#### What to do
Please copy out the data word for word, from the very first line down to and including the line containing "bullet-item: ◆ 価格転嫁やコストダウンの取組みにより売上総利益率は0.3pts改善".

#### Available data
---------------

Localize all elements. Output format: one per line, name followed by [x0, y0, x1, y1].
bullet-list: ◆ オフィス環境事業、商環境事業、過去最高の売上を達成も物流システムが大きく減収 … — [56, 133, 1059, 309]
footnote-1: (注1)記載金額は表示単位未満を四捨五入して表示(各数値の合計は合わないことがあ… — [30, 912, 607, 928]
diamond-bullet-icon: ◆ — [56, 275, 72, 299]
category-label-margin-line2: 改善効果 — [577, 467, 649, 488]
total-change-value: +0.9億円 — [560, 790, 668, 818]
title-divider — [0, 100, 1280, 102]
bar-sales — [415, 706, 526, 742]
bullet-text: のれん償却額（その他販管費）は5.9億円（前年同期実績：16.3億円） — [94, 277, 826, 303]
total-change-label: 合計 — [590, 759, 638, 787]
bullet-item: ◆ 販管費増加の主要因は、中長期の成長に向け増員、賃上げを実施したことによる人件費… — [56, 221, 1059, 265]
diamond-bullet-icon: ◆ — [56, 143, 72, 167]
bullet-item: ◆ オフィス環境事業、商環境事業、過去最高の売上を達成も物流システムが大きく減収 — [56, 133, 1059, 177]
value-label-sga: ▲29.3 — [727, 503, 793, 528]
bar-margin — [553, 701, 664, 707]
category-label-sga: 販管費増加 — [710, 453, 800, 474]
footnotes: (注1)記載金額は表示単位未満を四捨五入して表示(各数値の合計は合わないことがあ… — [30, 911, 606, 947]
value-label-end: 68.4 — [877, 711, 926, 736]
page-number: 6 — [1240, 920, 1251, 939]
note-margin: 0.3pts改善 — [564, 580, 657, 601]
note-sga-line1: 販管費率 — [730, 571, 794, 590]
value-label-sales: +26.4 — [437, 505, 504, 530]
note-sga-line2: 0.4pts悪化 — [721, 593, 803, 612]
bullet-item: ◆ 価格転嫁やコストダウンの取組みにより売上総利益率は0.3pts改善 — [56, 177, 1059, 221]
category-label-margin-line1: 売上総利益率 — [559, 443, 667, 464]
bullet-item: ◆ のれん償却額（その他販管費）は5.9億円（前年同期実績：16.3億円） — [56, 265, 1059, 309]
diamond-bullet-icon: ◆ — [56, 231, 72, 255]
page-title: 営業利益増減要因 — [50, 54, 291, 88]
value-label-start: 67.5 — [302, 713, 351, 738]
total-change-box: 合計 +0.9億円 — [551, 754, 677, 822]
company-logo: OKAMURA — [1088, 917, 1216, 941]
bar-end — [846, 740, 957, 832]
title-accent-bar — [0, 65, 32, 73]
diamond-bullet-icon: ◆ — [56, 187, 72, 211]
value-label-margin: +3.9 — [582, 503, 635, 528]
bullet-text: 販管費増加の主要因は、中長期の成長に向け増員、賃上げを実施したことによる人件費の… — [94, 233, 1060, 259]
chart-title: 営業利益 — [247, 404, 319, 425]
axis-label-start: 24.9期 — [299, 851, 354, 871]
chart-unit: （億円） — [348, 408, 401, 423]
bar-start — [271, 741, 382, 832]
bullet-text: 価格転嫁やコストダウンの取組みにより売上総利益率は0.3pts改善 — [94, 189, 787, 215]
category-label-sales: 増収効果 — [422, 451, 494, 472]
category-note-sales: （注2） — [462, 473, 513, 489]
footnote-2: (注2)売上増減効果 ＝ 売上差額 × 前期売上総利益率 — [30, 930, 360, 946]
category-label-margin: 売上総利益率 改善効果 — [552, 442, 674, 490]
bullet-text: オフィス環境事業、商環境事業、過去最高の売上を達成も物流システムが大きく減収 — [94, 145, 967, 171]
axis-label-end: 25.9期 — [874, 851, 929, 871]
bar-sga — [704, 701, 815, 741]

---------------

#### Solution below
Localize all elements. Output format: one per line, name followed by [x0, y0, x1, y1].
bullet-list: ◆ オフィス環境事業、商環境事業、過去最高の売上を達成も物流システムが大きく減収 … — [56, 133, 1059, 309]
footnote-1: (注1)記載金額は表示単位未満を四捨五入して表示(各数値の合計は合わないことがあ… — [30, 912, 607, 928]
diamond-bullet-icon: ◆ — [56, 275, 72, 299]
category-label-margin-line2: 改善効果 — [577, 467, 649, 488]
total-change-value: +0.9億円 — [560, 790, 668, 818]
title-divider — [0, 100, 1280, 102]
bar-sales — [415, 706, 526, 742]
bullet-text: のれん償却額（その他販管費）は5.9億円（前年同期実績：16.3億円） — [94, 277, 826, 303]
total-change-label: 合計 — [590, 759, 638, 787]
bullet-item: ◆ 販管費増加の主要因は、中長期の成長に向け増員、賃上げを実施したことによる人件費… — [56, 221, 1059, 265]
diamond-bullet-icon: ◆ — [56, 143, 72, 167]
bullet-item: ◆ オフィス環境事業、商環境事業、過去最高の売上を達成も物流システムが大きく減収 — [56, 133, 1059, 177]
value-label-sga: ▲29.3 — [727, 503, 793, 528]
bar-margin — [553, 701, 664, 707]
category-label-sga: 販管費増加 — [710, 453, 800, 474]
footnotes: (注1)記載金額は表示単位未満を四捨五入して表示(各数値の合計は合わないことがあ… — [30, 911, 606, 947]
value-label-end: 68.4 — [877, 711, 926, 736]
page-number: 6 — [1240, 920, 1251, 939]
note-margin: 0.3pts改善 — [564, 580, 657, 601]
note-sga-line1: 販管費率 — [730, 571, 794, 590]
value-label-sales: +26.4 — [437, 505, 504, 530]
note-sga-line2: 0.4pts悪化 — [721, 593, 803, 612]
bullet-item: ◆ 価格転嫁やコストダウンの取組みにより売上総利益率は0.3pts改善 — [56, 177, 1059, 221]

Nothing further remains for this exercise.